Task requirements: Locate the word "into" in the data below, then copy every line that holds it.
**** The records
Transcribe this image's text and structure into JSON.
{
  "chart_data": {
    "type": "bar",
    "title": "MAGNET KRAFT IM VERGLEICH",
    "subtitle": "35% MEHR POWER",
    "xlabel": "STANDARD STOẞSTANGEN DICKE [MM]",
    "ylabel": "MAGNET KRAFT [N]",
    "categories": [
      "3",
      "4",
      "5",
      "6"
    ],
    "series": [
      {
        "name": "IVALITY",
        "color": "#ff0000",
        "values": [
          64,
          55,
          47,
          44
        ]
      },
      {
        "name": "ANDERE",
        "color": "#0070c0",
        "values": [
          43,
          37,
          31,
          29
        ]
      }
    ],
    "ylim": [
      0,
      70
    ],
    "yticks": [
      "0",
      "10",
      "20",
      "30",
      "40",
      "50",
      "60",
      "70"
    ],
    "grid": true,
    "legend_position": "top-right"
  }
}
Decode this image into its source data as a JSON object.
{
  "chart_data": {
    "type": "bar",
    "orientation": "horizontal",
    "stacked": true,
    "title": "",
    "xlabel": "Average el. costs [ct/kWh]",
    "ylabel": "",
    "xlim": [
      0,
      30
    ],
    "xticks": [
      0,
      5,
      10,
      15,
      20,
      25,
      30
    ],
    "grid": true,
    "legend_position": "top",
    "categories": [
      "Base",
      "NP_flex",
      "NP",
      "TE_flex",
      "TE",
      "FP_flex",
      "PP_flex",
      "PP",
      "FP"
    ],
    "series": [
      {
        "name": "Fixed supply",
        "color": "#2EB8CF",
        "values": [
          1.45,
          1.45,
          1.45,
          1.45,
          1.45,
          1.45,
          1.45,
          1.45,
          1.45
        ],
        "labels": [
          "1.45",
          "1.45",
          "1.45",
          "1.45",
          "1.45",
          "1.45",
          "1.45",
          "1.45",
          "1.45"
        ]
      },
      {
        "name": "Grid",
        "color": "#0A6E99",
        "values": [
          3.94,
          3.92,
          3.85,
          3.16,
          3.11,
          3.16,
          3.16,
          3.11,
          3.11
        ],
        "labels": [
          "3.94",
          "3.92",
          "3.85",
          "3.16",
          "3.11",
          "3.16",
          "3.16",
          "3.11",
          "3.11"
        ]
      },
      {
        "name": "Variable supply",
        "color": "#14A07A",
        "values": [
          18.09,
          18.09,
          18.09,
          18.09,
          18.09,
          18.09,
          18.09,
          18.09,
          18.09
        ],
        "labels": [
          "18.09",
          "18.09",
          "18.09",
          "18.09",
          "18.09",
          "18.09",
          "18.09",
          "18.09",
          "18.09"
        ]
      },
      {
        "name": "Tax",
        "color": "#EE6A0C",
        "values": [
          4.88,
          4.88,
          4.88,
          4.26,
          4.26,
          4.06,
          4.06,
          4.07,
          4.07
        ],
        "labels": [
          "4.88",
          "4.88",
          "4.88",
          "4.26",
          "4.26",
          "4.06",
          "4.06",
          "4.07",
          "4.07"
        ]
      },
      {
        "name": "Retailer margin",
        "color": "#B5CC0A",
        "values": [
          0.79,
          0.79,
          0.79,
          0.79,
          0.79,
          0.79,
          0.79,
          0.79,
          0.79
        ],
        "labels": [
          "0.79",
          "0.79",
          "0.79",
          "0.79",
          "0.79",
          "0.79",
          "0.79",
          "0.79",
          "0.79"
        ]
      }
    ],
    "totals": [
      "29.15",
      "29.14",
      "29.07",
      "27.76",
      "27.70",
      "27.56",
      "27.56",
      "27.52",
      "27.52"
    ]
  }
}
********
Expected answer:
Transcribe this image's text and structure into JSON.
Decode this image into its source data as a JSON object.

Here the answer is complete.